Directions: In the records below, return the lines from the one containing "X-axis label: Humidex" through the one containing "For 37 of the", both included, reproducing each character unchanged.

Items drawn from a data source
+-------+

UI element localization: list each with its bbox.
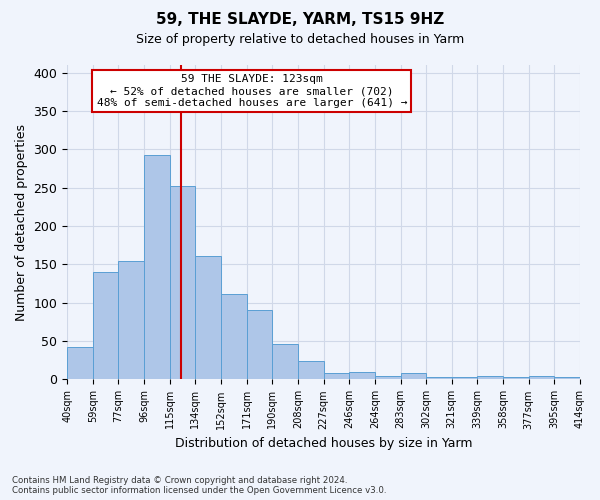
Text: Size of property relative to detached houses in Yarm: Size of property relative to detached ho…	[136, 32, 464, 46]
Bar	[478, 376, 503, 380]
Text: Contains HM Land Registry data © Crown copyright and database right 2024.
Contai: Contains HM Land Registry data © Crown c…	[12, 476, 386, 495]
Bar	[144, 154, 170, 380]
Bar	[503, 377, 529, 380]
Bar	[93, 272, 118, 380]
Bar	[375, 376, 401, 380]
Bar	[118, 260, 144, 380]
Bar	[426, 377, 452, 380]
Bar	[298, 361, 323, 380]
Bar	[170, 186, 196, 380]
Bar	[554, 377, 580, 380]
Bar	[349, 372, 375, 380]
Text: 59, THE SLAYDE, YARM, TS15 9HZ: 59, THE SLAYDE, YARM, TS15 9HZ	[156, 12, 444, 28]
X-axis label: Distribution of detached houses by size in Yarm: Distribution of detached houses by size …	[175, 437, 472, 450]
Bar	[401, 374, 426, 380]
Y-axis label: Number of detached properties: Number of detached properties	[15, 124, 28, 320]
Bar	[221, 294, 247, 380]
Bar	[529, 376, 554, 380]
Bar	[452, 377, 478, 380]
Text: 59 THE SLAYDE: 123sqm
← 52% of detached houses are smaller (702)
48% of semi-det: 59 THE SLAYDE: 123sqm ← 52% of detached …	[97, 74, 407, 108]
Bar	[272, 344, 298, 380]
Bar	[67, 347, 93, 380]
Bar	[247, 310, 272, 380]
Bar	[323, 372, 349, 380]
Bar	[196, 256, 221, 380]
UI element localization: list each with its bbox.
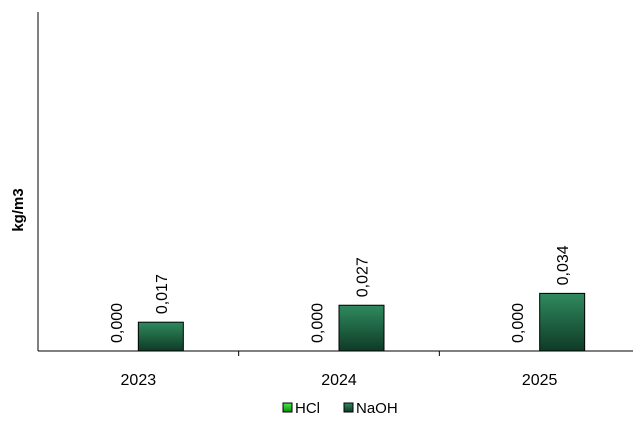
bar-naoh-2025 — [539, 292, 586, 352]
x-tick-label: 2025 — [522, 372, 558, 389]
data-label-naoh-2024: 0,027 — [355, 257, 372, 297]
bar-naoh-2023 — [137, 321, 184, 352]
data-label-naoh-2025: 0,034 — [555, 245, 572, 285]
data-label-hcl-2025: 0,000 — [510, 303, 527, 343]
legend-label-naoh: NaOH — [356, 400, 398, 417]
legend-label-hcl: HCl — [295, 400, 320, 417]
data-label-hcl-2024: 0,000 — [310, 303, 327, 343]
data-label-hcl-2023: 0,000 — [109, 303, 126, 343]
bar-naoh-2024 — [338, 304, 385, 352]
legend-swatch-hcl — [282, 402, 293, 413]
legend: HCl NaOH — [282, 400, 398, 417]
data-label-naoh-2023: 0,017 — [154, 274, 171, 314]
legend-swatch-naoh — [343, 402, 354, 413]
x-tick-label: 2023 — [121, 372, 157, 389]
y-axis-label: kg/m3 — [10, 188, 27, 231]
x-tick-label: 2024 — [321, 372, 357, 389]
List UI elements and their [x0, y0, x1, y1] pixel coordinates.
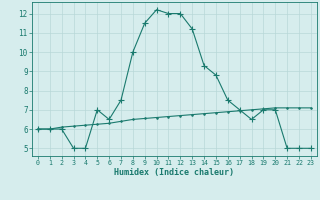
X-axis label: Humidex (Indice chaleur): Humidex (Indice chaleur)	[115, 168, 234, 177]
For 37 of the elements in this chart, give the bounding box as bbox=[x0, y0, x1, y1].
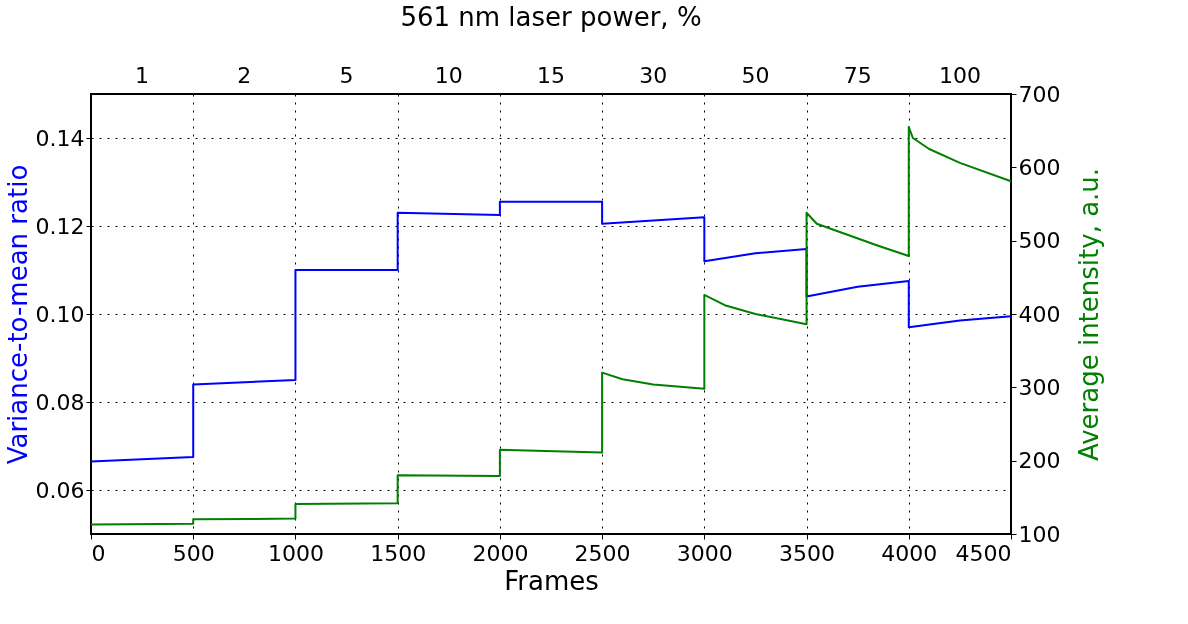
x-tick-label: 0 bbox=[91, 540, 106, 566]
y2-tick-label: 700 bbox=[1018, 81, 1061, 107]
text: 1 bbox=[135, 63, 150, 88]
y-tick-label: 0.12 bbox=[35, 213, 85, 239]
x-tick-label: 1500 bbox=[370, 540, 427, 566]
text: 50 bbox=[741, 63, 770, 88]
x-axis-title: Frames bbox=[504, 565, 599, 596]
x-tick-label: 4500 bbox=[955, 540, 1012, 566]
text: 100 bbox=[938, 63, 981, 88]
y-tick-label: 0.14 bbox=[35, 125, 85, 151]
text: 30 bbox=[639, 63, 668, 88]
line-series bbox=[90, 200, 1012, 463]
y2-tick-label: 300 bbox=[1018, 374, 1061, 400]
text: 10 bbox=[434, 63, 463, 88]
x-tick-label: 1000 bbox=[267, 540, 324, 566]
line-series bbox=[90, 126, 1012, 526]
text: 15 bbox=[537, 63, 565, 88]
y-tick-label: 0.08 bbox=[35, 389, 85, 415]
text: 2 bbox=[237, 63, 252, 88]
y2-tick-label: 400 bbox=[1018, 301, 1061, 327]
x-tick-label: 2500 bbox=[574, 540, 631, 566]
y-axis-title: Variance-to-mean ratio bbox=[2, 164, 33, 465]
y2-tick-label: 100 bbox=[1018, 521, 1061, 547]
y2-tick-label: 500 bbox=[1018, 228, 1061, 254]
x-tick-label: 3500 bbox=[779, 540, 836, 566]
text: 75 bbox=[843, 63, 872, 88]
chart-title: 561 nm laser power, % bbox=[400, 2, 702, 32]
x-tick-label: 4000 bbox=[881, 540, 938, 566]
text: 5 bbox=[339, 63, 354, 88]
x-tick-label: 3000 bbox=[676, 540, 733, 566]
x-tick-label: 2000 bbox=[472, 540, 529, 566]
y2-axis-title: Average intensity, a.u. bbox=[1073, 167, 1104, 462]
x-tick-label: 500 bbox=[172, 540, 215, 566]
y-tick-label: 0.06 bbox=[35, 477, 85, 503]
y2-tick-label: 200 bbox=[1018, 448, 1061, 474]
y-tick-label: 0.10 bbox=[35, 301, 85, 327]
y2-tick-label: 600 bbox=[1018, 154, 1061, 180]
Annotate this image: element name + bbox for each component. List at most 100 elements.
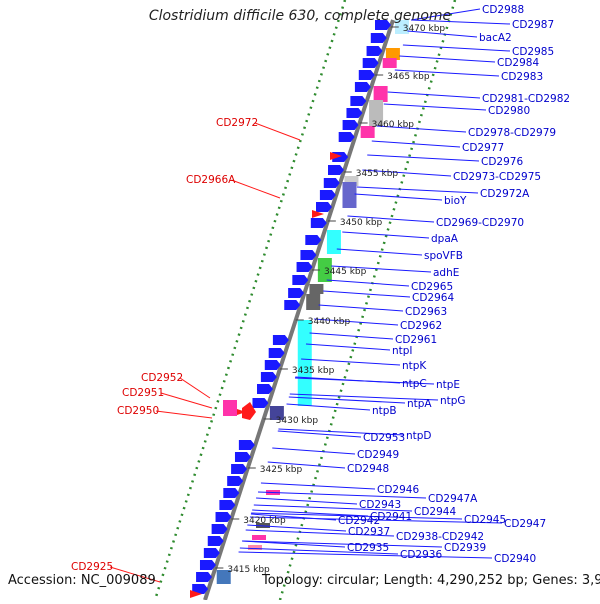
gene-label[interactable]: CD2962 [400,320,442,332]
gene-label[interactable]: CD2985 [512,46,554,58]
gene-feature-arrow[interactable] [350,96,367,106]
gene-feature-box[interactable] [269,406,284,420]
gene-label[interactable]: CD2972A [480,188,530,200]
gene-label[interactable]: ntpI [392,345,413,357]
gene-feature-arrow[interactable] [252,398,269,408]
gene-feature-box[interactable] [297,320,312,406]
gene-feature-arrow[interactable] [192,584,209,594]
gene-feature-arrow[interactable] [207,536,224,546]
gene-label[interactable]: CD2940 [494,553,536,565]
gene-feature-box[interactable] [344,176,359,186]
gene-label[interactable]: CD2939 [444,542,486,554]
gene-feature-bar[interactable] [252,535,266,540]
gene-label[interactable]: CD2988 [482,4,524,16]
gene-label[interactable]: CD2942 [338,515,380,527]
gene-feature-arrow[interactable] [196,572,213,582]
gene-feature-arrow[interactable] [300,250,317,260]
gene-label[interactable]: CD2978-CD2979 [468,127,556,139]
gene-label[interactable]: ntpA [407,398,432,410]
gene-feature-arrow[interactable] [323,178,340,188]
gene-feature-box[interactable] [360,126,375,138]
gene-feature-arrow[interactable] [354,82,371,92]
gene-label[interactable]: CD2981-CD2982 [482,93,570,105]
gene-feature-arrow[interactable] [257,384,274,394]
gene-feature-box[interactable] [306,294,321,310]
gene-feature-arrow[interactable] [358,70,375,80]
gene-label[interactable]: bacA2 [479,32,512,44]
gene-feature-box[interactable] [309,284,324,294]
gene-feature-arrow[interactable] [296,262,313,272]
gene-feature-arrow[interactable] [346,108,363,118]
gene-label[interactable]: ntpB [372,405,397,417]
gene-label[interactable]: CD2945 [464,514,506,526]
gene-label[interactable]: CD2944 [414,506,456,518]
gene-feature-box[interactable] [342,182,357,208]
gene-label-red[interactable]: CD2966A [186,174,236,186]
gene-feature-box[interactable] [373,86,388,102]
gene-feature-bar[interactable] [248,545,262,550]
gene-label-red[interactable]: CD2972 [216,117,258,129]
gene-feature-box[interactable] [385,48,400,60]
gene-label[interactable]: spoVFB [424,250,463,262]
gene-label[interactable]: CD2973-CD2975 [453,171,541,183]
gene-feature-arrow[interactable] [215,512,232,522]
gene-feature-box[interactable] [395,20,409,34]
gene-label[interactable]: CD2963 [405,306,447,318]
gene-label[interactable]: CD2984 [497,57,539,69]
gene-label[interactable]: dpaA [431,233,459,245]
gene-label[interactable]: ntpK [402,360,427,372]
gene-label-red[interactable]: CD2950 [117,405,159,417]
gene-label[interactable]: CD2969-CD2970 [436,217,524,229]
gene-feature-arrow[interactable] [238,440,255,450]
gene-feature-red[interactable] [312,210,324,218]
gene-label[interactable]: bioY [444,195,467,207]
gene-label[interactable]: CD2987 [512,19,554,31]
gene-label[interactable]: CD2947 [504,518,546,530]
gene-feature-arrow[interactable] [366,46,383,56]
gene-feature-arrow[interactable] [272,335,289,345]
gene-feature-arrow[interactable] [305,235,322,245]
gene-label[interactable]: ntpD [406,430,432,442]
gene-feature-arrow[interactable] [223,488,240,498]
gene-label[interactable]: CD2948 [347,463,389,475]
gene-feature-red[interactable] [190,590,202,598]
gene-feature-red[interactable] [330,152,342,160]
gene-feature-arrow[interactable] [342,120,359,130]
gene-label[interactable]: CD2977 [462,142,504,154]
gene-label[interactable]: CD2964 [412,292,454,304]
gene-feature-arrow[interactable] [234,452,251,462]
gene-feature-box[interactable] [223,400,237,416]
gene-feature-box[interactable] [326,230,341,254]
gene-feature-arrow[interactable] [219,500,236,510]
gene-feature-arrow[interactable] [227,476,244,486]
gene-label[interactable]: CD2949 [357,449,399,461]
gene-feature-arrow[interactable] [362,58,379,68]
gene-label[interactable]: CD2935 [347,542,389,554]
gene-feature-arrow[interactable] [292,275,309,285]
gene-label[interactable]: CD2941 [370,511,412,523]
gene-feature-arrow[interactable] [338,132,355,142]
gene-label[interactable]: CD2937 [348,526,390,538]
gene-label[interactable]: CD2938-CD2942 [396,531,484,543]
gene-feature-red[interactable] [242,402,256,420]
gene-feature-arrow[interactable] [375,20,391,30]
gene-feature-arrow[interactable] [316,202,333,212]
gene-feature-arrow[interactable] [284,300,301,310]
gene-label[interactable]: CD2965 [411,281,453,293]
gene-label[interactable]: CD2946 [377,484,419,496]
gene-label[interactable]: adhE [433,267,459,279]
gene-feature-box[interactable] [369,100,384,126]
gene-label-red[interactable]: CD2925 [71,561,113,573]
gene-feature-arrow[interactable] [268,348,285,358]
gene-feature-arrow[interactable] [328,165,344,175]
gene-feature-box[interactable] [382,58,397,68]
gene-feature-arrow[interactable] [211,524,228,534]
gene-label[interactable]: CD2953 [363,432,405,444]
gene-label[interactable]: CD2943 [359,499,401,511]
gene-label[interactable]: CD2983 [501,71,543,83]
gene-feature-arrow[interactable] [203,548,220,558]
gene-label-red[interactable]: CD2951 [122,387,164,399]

+-------+

Task answer:
X-axis label: Humidex (Indice chaleur): Humidex (Indice chaleur)	[115, 168, 234, 177]
For 37 of the elements in this chart, give the bounding box as bbox=[x0, y0, x1, y1].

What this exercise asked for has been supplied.